* Task directions *
Sift the listing for lines that hold the string "materia" and pull them out.
• • • •
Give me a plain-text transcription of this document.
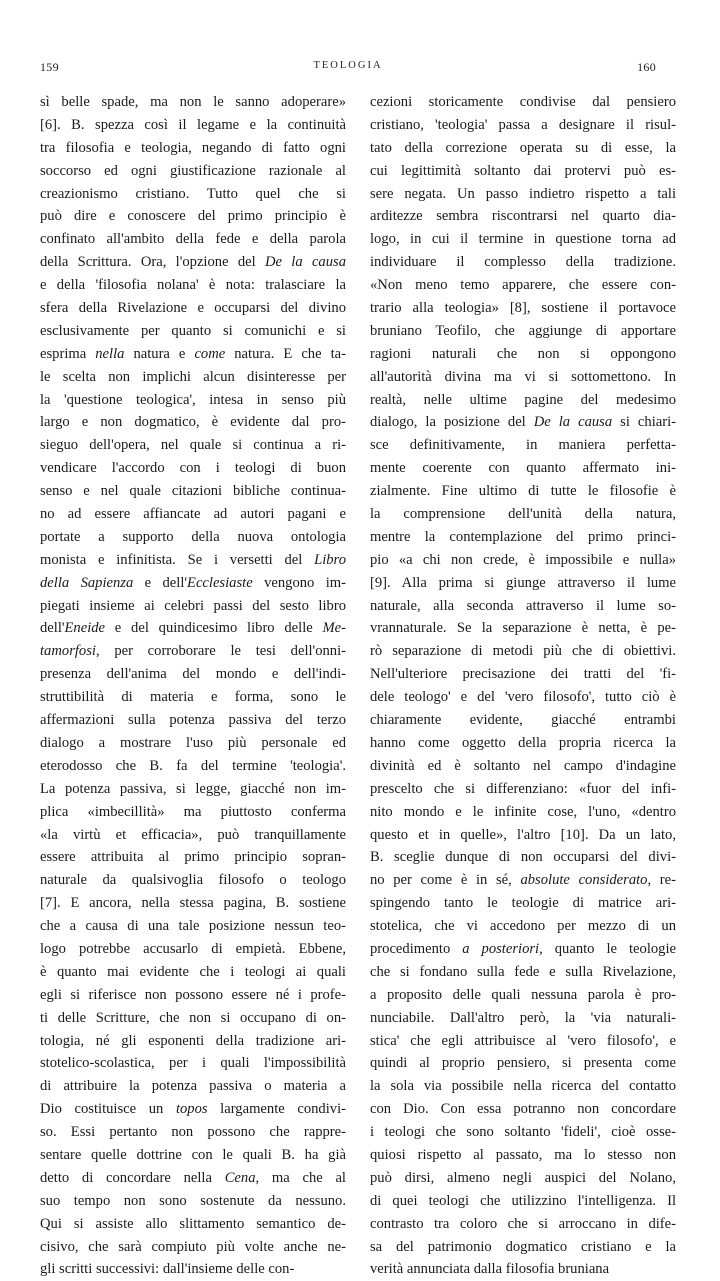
159	TEOLOGIA	160
sì belle spade, ma non le sanno adoperare»
[6]. B. spezza così il legame e la continuità
tra filosofia e teologia, negando di fatto ogni
soccorso ed ogni giustificazione razionale al
creazionismo cristiano. Tutto quel che si
può dire e conoscere del primo principio è
confinato all'ambito della fede e della parola
della Scrittura. Ora, l'opzione del De la causa
e della 'filosofia nolana' è nota: tralasciare la
sfera della Rivelazione e occuparsi del divino
esclusivamente per quanto si comunichi e si
esprima nella natura e come natura. E che ta-
le scelta non implichi alcun disinteresse per
la 'questione teologica', intesa in senso più
largo e non dogmatico, è evidente dal pro-
sieguo dell'opera, nel quale si continua a ri-
vendicare l'accordo con i teologi di buon
senso e nel quale citazioni bibliche continua-
no ad essere affiancate ad autori pagani e
portate a supporto della nuova ontologia
monista e infinitista. Se i versetti del Libro
della Sapienza e dell'Ecclesiaste vengono im-
piegati insieme ai celebri passi del sesto libro
dell'Eneide e del quindicesimo libro delle Me-
tamorfosi, per corroborare le tesi dell'onni-
presenza dell'anima del mondo e dell'indi-
struttibilità di materia e forma, sono le
affermazioni sulla potenza passiva del terzo
dialogo a mostrare l'uso più personale ed
eterodosso che B. fa del termine 'teologia'.
La potenza passiva, si legge, giacché non im-
plica «imbecillità» ma piuttosto conferma
«la virtù et efficacia», può tranquillamente
essere attribuita al primo principio sopran-
naturale da qualsivoglia filosofo o teologo
[7]. E ancora, nella stessa pagina, B. sostiene
che a causa di una tale posizione nessun teo-
logo potrebbe accusarlo di empietà. Ebbene,
è quanto mai evidente che i teologi ai quali
egli si riferisce non possono essere né i profe-
ti delle Scritture, che non si occupano di on-
tologia, né gli esponenti della tradizione ari-
stotelico-scolastica, per i quali l'impossibilità
di attribuire la potenza passiva o materia a
Dio costituisce un topos largamente condivi-
so. Essi pertanto non possono che rappre-
sentare quelle dottrine con le quali B. ha già
detto di concordare nella Cena, ma che al
suo tempo non sono sostenute da nessuno.
Qui si assiste allo slittamento semantico de-
cisivo, che sarà compiuto più volte anche ne-
gli scritti successivi: dall'insieme delle con-
cezioni storicamente condivise dal pensiero
cristiano, 'teologia' passa a designare il risul-
tato della correzione operata su di esse, la
cui legittimità soltanto dai protervi può es-
sere negata. Un passo indietro rispetto a tali
arditezze sembra riscontrarsi nel quarto dia-
logo, in cui il termine in questione torna ad
individuare il complesso della tradizione.
«Non meno temo apparere, che essere con-
trario alla teologia» [8], sostiene il portavoce
bruniano Teofilo, che aggiunge di apportare
ragioni naturali che non si oppongono
all'autorità divina ma vi si sottomettono. In
realtà, nelle ultime pagine del medesimo
dialogo, la posizione del De la causa si chiari-
sce definitivamente, in maniera perfetta-
mente coerente con quanto affermato ini-
zialmente. Fine ultimo di tutte le filosofie è
la comprensione dell'unità della natura,
mentre la contemplazione del primo princi-
pio «a chi non crede, è impossibile e nulla»
[9]. Alla prima si giunge attraverso il lume
naturale, alla seconda attraverso il lume so-
vrannaturale. Se la separazione è netta, è pe-
rò separazione di metodi più che di obiettivi.
Nell'ulteriore precisazione dei tratti del 'fi-
dele teologo' e del 'vero filosofo', tutto ciò è
chiaramente evidente, giacché entrambi
hanno come oggetto della propria ricerca la
divinità ed è soltanto nel campo d'indagine
prescelto che si differenziano: «fuor del infi-
nito mondo e le infinite cose, l'uno, «dentro
questo et in quelle», l'altro [10]. Da un lato,
B. sceglie dunque di non occuparsi del divi-
no per come è in sé, absolute considerato, re-
spingendo tanto le teologie di matrice ari-
stotelica, che vi accedono per mezzo di un
procedimento a posteriori, quanto le teologie
che si fondano sulla fede e sulla Rivelazione,
a proposito delle quali nessuna parola è pro-
nunciabile. Dall'altro però, la 'via naturali-
stica' che egli attribuisce al 'vero filosofo', e
quindi al proprio pensiero, si presenta come
la sola via possibile nella ricerca del contatto
con Dio. Con essa potranno non concordare
i teologi che sono soltanto 'fideli', cioè osse-
quiosi rispetto al passato, ma lo stesso non
può dirsi, almeno negli auspici del Nolano,
di quei teologi che utilizzino l'intelligenza. Il
contrasto tra coloro che si arroccano in dife-
sa del patrimonio dogmatico cristiano e la
verità annunciata dalla filosofia bruniana
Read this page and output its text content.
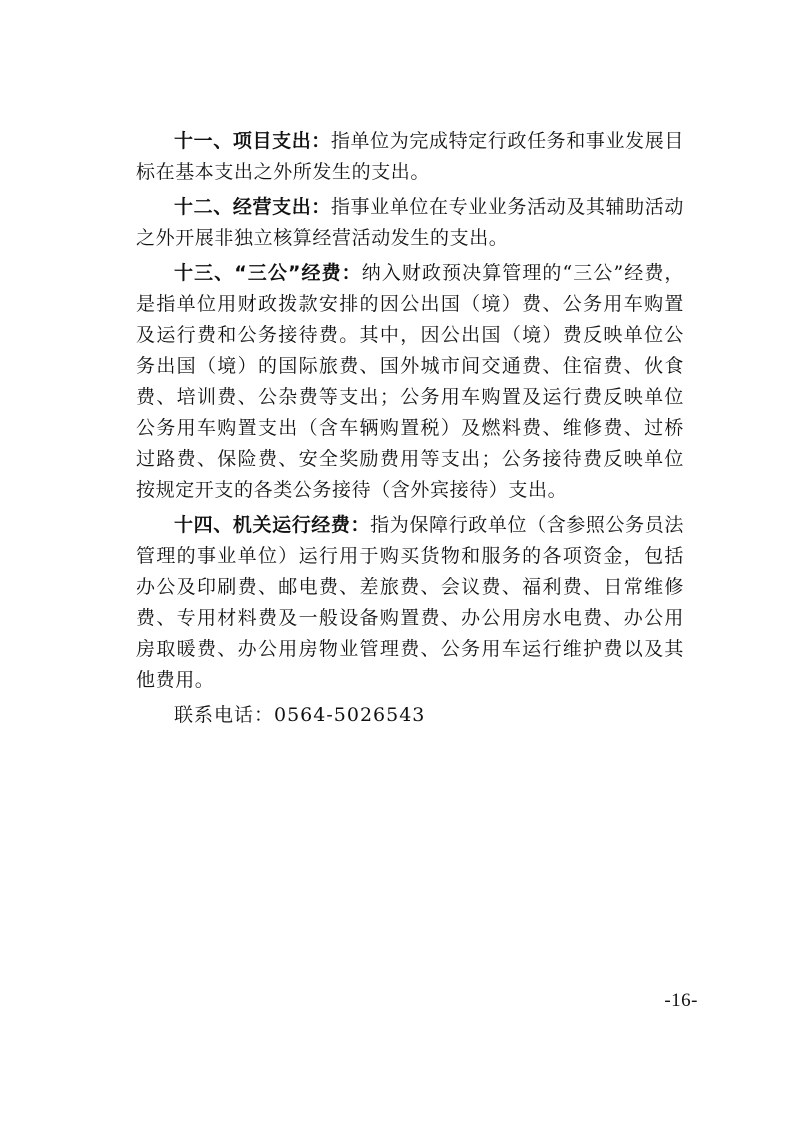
十一、项目支出：指单位为完成特定行政任务和事业发展目标在基本支出之外所发生的支出。

十二、经营支出：指事业单位在专业业务活动及其辅助活动之外开展非独立核算经营活动发生的支出。

十三、“三公”经费：纳入财政预决算管理的“三公”经费，是指单位用财政拨款安排的因公出国（境）费、公务用车购置及运行费和公务接待费。其中，因公出国（境）费反映单位公务出国（境）的国际旅费、国外城市间交通费、住宿费、伙食费、培训费、公杂费等支出；公务用车购置及运行费反映单位公务用车购置支出（含车辆购置税）及燃料费、维修费、过桥过路费、保险费、安全奖励费用等支出；公务接待费反映单位按规定开支的各类公务接待（含外宾接待）支出。

十四、机关运行经费：指为保障行政单位（含参照公务员法管理的事业单位）运行用于购买货物和服务的各项资金，包括办公及印刷费、邮电费、差旅费、会议费、福利费、日常维修费、专用材料费及一般设备购置费、办公用房水电费、办公用房取暖费、办公用房物业管理费、公务用车运行维护费以及其他费用。

联系电话：0564-5026543

-16-
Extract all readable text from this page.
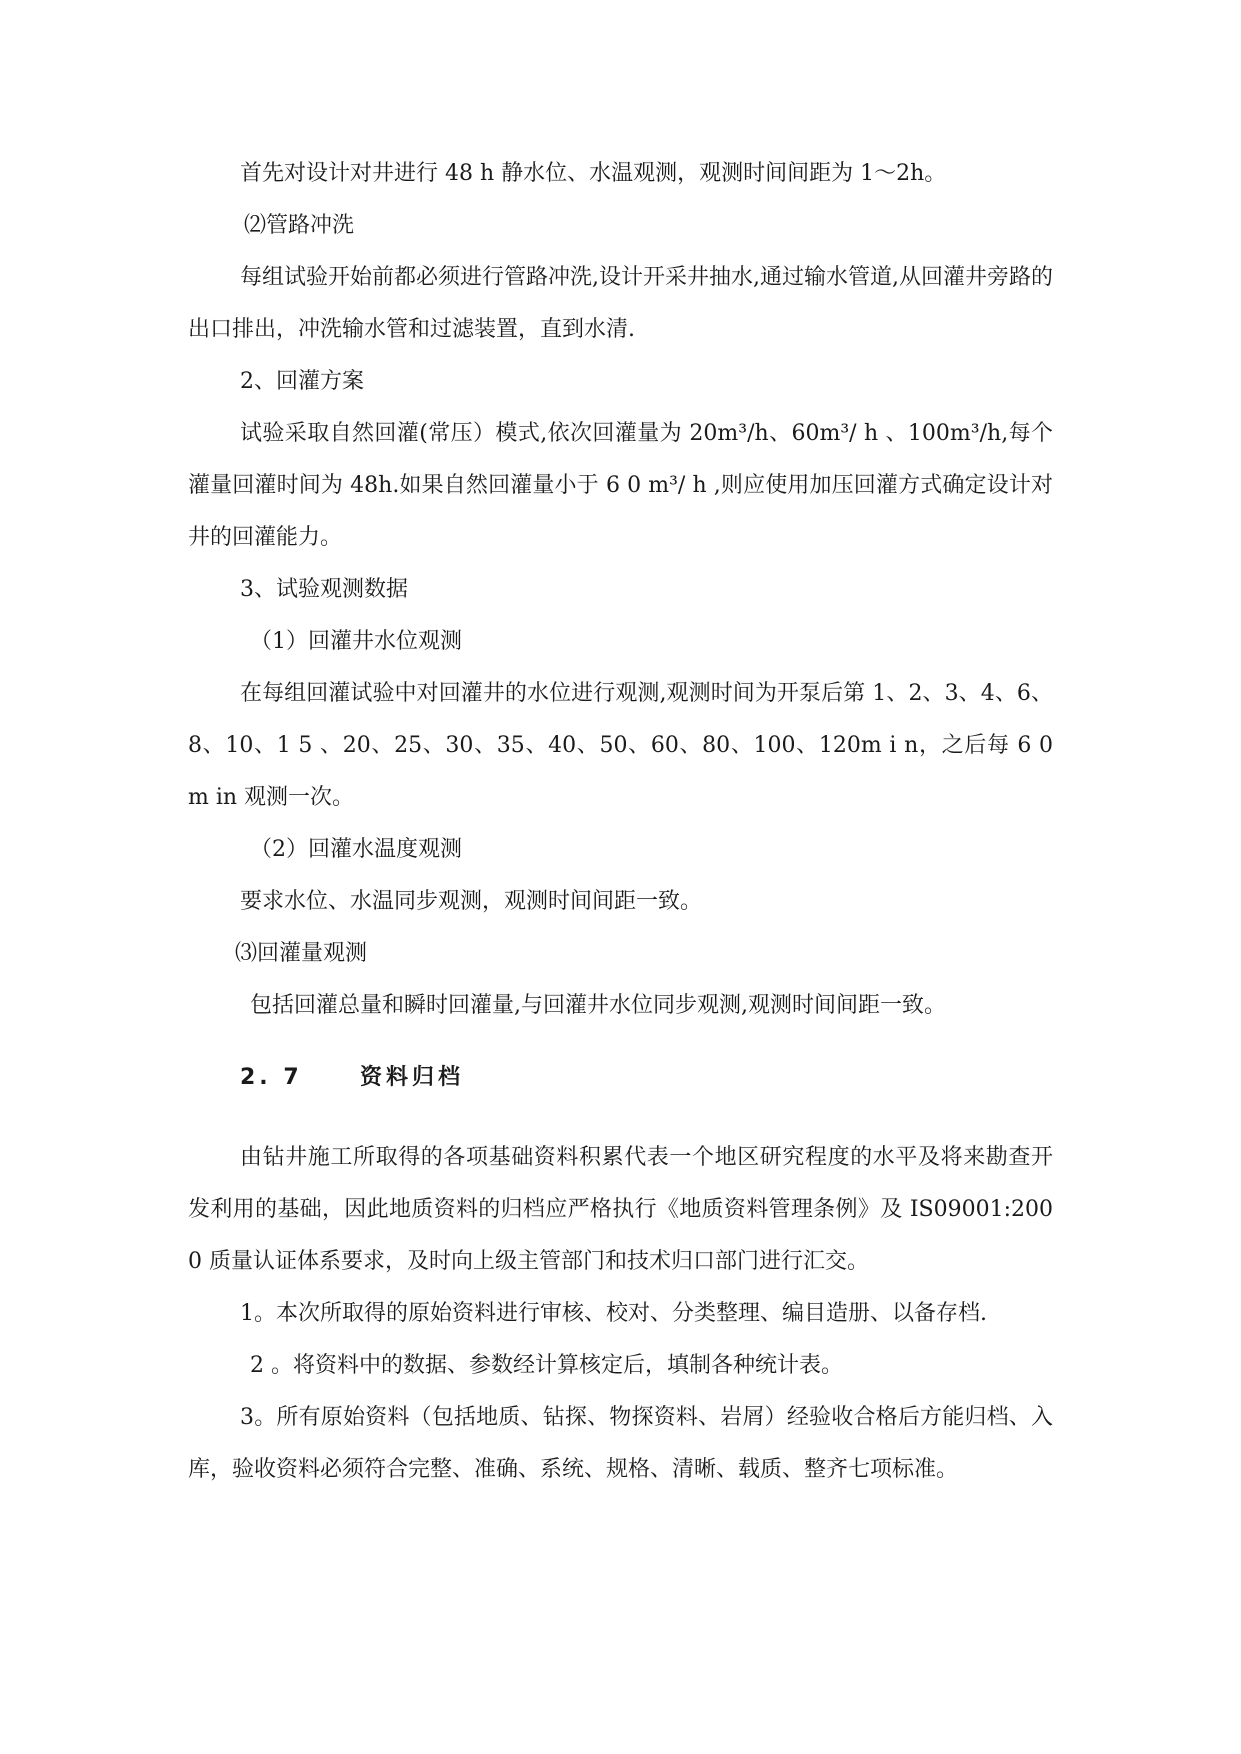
首先对设计对井进行 48 h 静水位、水温观测，观测时间间距为 1～2h。

⑵管路冲洗

每组试验开始前都必须进行管路冲洗,设计开采井抽水,通过输水管道,从回灌井旁路的出口排出，冲洗输水管和过滤装置，直到水清.

2、回灌方案

试验采取自然回灌(常压）模式,依次回灌量为 20m³/h、60m³/ h 、100m³/h,每个灌量回灌时间为 48h.如果自然回灌量小于 6 0 m³/ h ,则应使用加压回灌方式确定设计对井的回灌能力。

3、试验观测数据

（1）回灌井水位观测

在每组回灌试验中对回灌井的水位进行观测,观测时间为开泵后第 1、2、3、4、6、8、10、1 5 、20、25、30、35、40、50、60、80、100、120m i n，之后每 6 0 m in 观测一次。

（2）回灌水温度观测

要求水位、水温同步观测，观测时间间距一致。

⑶回灌量观测

包括回灌总量和瞬时回灌量,与回灌井水位同步观测,观测时间间距一致。

2. 7	资料归档

由钻井施工所取得的各项基础资料积累代表一个地区研究程度的水平及将来勘查开发利用的基础，因此地质资料的归档应严格执行《地质资料管理条例》及 IS09001:200 0 质量认证体系要求，及时向上级主管部门和技术归口部门进行汇交。

1。本次所取得的原始资料进行审核、校对、分类整理、编目造册、以备存档.

2 。将资料中的数据、参数经计算核定后，填制各种统计表。

3。所有原始资料（包括地质、钻探、物探资料、岩屑）经验收合格后方能归档、入库，验收资料必须符合完整、准确、系统、规格、清晰、载质、整齐七项标准。
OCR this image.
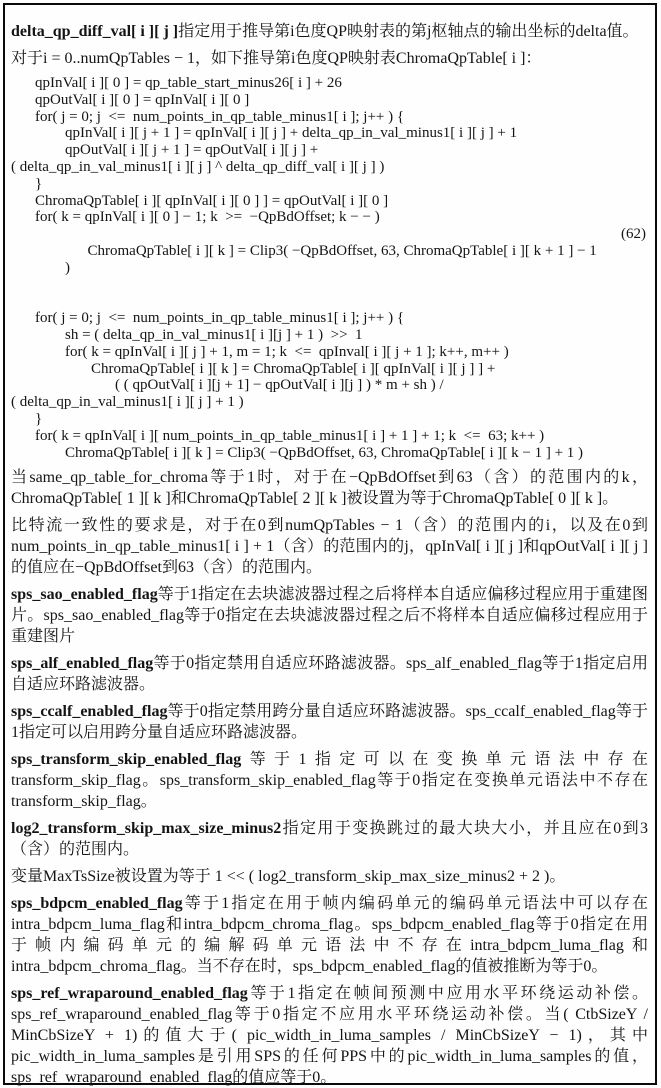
delta_qp_diff_val[ i ][ j ]指定用于推导第i色度QP映射表的第j枢轴点的输出坐标的delta值。

对于i = 0..numQpTables − 1，如下推导第i色度QP映射表ChromaQpTable[ i ]：

qpInVal[ i ][ 0 ] = qp_table_start_minus26[ i ] + 26
qpOutVal[ i ][ 0 ] = qpInVal[ i ][ 0 ]
for( j = 0; j  <=  num_points_in_qp_table_minus1[ i ]; j++ ) {
qpInVal[ i ][ j + 1 ] = qpInVal[ i ][ j ] + delta_qp_in_val_minus1[ i ][ j ] + 1
qpOutVal[ i ][ j + 1 ] = qpOutVal[ i ][ j ] +
( delta_qp_in_val_minus1[ i ][ j ] ^ delta_qp_diff_val[ i ][ j ] )
}
ChromaQpTable[ i ][ qpInVal[ i ][ 0 ] ] = qpOutVal[ i ][ 0 ]
for( k = qpInVal[ i ][ 0 ] − 1; k  >=  −QpBdOffset; k − − )

ChromaQpTable[ i ][ k ] = Clip3( −QpBdOffset, 63, ChromaQpTable[ i ][ k + 1 ] − 1 )

(62)

for( j = 0; j  <=  num_points_in_qp_table_minus1[ i ]; j++ ) {
sh = ( delta_qp_in_val_minus1[ i ][j ] + 1 )  >>  1
for( k = qpInVal[ i ][ j ] + 1, m = 1; k  <=  qpInval[ i ][ j + 1 ]; k++, m++ )
ChromaQpTable[ i ][ k ] = ChromaQpTable[ i ][ qpInVal[ i ][ j ] ] +
( ( qpOutVal[ i ][j + 1] − qpOutVal[ i ][j ] ) * m + sh ) /
( delta_qp_in_val_minus1[ i ][ j ] + 1 )
}
for( k = qpInVal[ i ][ num_points_in_qp_table_minus1[ i ] + 1 ] + 1; k  <=  63; k++ )
ChromaQpTable[ i ][ k ] = Clip3( −QpBdOffset, 63, ChromaQpTable[ i ][ k − 1 ] + 1 )

当same_qp_table_for_chroma等于1时，对于在−QpBdOffset到63（含）的范围内的k，ChromaQpTable[ 1 ][ k ]和ChromaQpTable[ 2 ][ k ]被设置为等于ChromaQpTable[ 0 ][ k ]。

比特流一致性的要求是，对于在0到numQpTables − 1（含）的范围内的i，以及在0到num_points_in_qp_table_minus1[ i ] + 1（含）的范围内的j，qpInVal[ i ][ j ]和qpOutVal[ i ][ j ]的值应在−QpBdOffset到63（含）的范围内。

sps_sao_enabled_flag等于1指定在去块滤波器过程之后将样本自适应偏移过程应用于重建图片。sps_sao_enabled_flag等于0指定在去块滤波器过程之后不将样本自适应偏移过程应用于重建图片

sps_alf_enabled_flag等于0指定禁用自适应环路滤波器。sps_alf_enabled_flag等于1指定启用自适应环路滤波器。

sps_ccalf_enabled_flag等于0指定禁用跨分量自适应环路滤波器。sps_ccalf_enabled_flag等于1指定可以启用跨分量自适应环路滤波器。

sps_transform_skip_enabled_flag等于1指定可以在变换单元语法中存在transform_skip_flag。sps_transform_skip_enabled_flag等于0指定在变换单元语法中不存在transform_skip_flag。

log2_transform_skip_max_size_minus2指定用于变换跳过的最大块大小，并且应在0到3（含）的范围内。

变量MaxTsSize被设置为等于 1 << ( log2_transform_skip_max_size_minus2 + 2 )。

sps_bdpcm_enabled_flag等于1指定在用于帧内编码单元的编码单元语法中可以存在intra_bdpcm_luma_flag和intra_bdpcm_chroma_flag。sps_bdpcm_enabled_flag等于0指定在用于帧内编码单元的编解码单元语法中不存在intra_bdpcm_luma_flag和intra_bdpcm_chroma_flag。当不存在时，sps_bdpcm_enabled_flag的值被推断为等于0。

sps_ref_wraparound_enabled_flag等于1指定在帧间预测中应用水平环绕运动补偿。sps_ref_wraparound_enabled_flag等于0指定不应用水平环绕运动补偿。当( CtbSizeY / MinCbSizeY + 1)的值大于( pic_width_in_luma_samples / MinCbSizeY − 1)，其中pic_width_in_luma_samples是引用SPS的任何PPS中的pic_width_in_luma_samples的值，sps_ref_wraparound_enabled_flag的值应等于0。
• • • •
* Written answer *
struttibilità di materia e forma, sono le
di attribuire la potenza passiva o materia a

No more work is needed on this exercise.